_SHORT TASK_
From the entries that follow, pick out all lines holding "Push触发".
-- SUPPLIED RECORDS start --
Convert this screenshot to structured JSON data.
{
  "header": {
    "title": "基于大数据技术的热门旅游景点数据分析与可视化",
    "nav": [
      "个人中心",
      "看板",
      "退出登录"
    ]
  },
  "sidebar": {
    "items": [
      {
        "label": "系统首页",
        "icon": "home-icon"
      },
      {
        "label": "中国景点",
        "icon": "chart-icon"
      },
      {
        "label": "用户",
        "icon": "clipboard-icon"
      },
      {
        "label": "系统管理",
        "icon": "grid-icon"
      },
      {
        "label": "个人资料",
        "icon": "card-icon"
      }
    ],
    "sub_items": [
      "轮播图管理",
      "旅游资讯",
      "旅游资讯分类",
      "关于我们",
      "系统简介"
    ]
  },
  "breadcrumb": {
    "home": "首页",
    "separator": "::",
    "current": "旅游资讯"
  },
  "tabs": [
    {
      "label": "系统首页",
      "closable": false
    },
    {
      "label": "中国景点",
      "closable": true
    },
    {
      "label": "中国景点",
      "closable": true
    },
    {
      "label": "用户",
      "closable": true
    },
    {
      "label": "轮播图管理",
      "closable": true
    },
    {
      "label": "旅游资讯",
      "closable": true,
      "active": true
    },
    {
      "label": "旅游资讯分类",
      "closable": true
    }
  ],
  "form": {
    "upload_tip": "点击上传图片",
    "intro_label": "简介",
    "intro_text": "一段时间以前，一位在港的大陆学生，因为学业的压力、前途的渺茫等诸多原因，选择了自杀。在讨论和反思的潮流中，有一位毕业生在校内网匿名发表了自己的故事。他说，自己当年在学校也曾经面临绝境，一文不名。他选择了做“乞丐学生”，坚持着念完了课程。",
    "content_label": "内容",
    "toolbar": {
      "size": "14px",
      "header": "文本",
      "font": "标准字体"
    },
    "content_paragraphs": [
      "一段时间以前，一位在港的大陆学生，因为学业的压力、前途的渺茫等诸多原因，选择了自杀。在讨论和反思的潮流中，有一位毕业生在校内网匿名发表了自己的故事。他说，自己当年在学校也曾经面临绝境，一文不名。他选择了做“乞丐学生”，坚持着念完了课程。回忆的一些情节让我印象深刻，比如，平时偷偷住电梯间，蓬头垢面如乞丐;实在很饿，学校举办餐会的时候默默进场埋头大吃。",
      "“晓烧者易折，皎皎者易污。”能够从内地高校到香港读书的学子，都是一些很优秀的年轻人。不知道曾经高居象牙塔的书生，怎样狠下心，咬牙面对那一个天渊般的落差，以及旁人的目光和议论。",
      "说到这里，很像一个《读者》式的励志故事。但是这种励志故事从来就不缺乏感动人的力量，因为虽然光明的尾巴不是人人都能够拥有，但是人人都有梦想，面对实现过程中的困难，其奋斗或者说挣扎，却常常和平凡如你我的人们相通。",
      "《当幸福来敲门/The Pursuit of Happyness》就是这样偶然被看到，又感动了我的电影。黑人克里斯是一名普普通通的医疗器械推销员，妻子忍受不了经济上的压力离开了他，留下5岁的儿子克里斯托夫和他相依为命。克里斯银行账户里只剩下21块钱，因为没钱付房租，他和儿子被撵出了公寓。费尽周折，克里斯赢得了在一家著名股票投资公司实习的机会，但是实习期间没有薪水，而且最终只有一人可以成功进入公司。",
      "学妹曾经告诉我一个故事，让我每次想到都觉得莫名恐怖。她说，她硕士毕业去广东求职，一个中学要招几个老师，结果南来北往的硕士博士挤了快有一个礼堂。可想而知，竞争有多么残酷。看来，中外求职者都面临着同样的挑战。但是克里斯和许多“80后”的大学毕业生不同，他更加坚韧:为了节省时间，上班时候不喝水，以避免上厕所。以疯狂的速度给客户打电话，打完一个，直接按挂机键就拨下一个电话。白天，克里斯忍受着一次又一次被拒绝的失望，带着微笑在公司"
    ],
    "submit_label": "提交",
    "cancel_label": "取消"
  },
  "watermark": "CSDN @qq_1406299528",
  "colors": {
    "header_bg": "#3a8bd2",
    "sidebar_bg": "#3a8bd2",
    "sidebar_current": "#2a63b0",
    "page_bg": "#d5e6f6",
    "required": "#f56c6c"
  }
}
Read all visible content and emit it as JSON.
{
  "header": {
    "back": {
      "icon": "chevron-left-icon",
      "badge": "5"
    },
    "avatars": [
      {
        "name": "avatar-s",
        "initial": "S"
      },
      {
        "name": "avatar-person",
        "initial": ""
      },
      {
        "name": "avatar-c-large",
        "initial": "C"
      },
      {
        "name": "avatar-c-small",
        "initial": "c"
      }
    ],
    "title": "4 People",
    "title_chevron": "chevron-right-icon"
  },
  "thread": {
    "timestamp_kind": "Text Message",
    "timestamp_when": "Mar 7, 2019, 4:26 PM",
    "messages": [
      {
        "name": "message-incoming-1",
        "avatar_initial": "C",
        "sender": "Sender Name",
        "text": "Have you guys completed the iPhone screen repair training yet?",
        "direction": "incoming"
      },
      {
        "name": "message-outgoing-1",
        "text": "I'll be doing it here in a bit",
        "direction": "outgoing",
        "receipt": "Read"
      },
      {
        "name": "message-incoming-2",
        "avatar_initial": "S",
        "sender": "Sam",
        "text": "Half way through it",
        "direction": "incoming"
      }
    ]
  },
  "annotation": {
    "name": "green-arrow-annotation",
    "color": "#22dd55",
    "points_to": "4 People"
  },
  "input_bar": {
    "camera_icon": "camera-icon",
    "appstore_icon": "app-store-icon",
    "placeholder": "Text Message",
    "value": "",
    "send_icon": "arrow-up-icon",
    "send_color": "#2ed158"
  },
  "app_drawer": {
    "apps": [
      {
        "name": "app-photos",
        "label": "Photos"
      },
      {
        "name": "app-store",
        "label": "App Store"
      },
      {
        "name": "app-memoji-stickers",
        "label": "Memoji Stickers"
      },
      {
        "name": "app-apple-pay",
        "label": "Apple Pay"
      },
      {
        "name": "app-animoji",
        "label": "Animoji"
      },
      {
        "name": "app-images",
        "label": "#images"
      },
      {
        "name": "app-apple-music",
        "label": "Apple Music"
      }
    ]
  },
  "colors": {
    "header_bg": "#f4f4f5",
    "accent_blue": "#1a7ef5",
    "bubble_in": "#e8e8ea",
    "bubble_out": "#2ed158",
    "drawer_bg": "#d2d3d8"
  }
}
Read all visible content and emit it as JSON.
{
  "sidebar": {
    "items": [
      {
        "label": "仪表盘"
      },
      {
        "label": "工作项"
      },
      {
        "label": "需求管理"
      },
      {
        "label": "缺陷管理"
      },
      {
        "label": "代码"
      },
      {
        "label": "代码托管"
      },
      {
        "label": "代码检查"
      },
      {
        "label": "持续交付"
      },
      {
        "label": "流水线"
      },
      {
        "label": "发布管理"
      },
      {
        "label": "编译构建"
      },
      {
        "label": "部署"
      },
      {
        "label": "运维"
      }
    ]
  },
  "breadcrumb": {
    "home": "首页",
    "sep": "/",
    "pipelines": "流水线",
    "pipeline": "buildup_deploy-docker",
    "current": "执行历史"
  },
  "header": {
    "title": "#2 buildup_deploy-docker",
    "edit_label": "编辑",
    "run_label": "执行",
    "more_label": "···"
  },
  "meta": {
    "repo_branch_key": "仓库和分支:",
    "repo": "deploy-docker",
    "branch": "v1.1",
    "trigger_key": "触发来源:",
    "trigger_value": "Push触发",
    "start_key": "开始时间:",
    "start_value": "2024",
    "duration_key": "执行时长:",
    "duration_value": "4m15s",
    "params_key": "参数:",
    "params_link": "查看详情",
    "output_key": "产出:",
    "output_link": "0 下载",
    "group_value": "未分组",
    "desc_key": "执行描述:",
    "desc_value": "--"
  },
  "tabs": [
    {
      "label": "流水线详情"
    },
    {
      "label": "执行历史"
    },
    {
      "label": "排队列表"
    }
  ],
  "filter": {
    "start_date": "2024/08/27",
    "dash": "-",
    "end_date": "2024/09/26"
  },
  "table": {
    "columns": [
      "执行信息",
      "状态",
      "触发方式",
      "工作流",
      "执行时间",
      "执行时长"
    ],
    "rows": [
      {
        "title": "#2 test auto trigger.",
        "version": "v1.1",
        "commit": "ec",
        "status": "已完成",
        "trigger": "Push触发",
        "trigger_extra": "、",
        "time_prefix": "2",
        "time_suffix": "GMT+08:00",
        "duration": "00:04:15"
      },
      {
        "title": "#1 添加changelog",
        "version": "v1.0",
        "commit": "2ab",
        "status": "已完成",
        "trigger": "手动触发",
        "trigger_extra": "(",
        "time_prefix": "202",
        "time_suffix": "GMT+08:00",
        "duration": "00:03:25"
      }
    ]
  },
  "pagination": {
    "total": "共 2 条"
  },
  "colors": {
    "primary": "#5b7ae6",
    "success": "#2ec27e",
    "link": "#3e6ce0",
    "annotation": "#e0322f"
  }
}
-- SUPPLIED RECORDS end --
_RESPONSE TO THE TASK_
    "trigger_value": "Push触发",
        "trigger": "Push触发",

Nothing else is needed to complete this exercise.